__INPUT MATERIAL__.
--------------------
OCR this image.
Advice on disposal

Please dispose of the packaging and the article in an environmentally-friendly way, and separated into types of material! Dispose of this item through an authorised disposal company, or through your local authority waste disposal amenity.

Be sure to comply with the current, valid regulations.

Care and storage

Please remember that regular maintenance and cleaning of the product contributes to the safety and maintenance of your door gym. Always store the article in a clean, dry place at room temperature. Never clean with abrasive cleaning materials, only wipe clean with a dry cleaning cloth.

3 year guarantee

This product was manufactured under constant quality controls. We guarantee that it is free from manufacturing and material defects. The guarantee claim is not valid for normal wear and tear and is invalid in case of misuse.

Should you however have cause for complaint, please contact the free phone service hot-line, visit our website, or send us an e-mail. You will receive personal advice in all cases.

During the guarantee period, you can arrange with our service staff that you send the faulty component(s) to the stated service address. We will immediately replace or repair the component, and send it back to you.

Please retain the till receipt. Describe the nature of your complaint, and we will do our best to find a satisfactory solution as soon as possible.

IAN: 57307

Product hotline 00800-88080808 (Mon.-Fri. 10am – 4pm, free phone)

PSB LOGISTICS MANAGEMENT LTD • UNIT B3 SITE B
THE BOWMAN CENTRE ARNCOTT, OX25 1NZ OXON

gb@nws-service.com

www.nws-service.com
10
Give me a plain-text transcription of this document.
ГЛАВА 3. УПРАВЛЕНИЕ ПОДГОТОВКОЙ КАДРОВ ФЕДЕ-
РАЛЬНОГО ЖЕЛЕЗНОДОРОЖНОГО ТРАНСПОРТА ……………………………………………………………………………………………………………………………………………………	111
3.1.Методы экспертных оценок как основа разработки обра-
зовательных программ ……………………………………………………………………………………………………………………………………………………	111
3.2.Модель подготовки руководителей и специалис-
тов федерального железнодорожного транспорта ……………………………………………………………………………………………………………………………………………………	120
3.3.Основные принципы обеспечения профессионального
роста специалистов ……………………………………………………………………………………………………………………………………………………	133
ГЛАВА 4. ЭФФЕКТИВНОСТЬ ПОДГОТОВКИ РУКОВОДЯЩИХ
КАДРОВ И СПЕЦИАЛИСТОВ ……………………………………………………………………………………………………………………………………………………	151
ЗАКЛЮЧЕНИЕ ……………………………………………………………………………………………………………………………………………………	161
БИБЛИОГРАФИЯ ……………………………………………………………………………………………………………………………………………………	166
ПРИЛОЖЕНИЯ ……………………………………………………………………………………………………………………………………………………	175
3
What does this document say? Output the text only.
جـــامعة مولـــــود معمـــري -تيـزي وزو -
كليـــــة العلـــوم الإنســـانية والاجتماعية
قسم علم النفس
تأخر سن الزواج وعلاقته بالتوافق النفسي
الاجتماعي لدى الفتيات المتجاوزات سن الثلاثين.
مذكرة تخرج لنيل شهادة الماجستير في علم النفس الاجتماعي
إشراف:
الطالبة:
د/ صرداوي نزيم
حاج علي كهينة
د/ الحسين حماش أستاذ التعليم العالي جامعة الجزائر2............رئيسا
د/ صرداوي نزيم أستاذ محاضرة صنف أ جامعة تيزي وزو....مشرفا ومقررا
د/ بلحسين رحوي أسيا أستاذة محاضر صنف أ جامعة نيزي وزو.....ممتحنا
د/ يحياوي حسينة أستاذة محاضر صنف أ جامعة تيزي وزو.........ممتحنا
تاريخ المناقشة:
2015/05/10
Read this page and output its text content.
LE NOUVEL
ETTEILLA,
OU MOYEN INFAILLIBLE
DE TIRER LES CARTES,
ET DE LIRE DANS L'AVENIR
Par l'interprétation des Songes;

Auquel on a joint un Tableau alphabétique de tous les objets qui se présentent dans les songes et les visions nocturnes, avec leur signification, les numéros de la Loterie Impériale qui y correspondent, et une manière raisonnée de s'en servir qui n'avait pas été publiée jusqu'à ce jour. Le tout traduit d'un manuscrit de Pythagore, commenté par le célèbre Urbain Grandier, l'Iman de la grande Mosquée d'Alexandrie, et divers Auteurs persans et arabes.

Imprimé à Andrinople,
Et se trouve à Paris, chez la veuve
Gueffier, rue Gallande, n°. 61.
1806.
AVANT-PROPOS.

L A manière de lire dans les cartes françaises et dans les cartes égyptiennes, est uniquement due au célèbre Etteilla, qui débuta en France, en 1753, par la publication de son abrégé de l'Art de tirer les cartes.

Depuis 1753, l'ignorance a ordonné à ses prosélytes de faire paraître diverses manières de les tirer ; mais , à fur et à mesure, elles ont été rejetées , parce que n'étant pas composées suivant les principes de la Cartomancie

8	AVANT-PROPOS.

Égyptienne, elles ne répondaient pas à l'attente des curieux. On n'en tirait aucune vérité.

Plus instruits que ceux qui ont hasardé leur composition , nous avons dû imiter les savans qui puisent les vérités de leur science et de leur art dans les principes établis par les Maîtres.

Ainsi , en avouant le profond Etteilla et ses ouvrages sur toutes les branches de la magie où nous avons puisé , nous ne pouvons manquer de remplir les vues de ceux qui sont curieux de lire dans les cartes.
--------------------
__PROMPT__.
Copy out exactly the lines between the line with "Read this page and output its text content." and the last line of the entries, counting both of those lines.

__ANSWER TO THE TASK__.
Read this page and output its text content.
LE NOUVEL
ETTEILLA,
OU MOYEN INFAILLIBLE
DE TIRER LES CARTES,
ET DE LIRE DANS L'AVENIR
Par l'interprétation des Songes;

Auquel on a joint un Tableau alphabétique de tous les objets qui se présentent dans les songes et les visions nocturnes, avec leur signification, les numéros de la Loterie Impériale qui y correspondent, et une manière raisonnée de s'en servir qui n'avait pas été publiée jusqu'à ce jour. Le tout traduit d'un manuscrit de Pythagore, commenté par le célèbre Urbain Grandier, l'Iman de la grande Mosquée d'Alexandrie, et divers Auteurs persans et arabes.

Imprimé à Andrinople,
Et se trouve à Paris, chez la veuve
Gueffier, rue Gallande, n°. 61.
1806.
AVANT-PROPOS.

L A manière de lire dans les cartes françaises et dans les cartes égyptiennes, est uniquement due au célèbre Etteilla, qui débuta en France, en 1753, par la publication de son abrégé de l'Art de tirer les cartes.

Depuis 1753, l'ignorance a ordonné à ses prosélytes de faire paraître diverses manières de les tirer ; mais , à fur et à mesure, elles ont été rejetées , parce que n'étant pas composées suivant les principes de la Cartomancie

8	AVANT-PROPOS.

Égyptienne, elles ne répondaient pas à l'attente des curieux. On n'en tirait aucune vérité.

Plus instruits que ceux qui ont hasardé leur composition , nous avons dû imiter les savans qui puisent les vérités de leur science et de leur art dans les principes établis par les Maîtres.

Ainsi , en avouant le profond Etteilla et ses ouvrages sur toutes les branches de la magie où nous avons puisé , nous ne pouvons manquer de remplir les vues de ceux qui sont curieux de lire dans les cartes.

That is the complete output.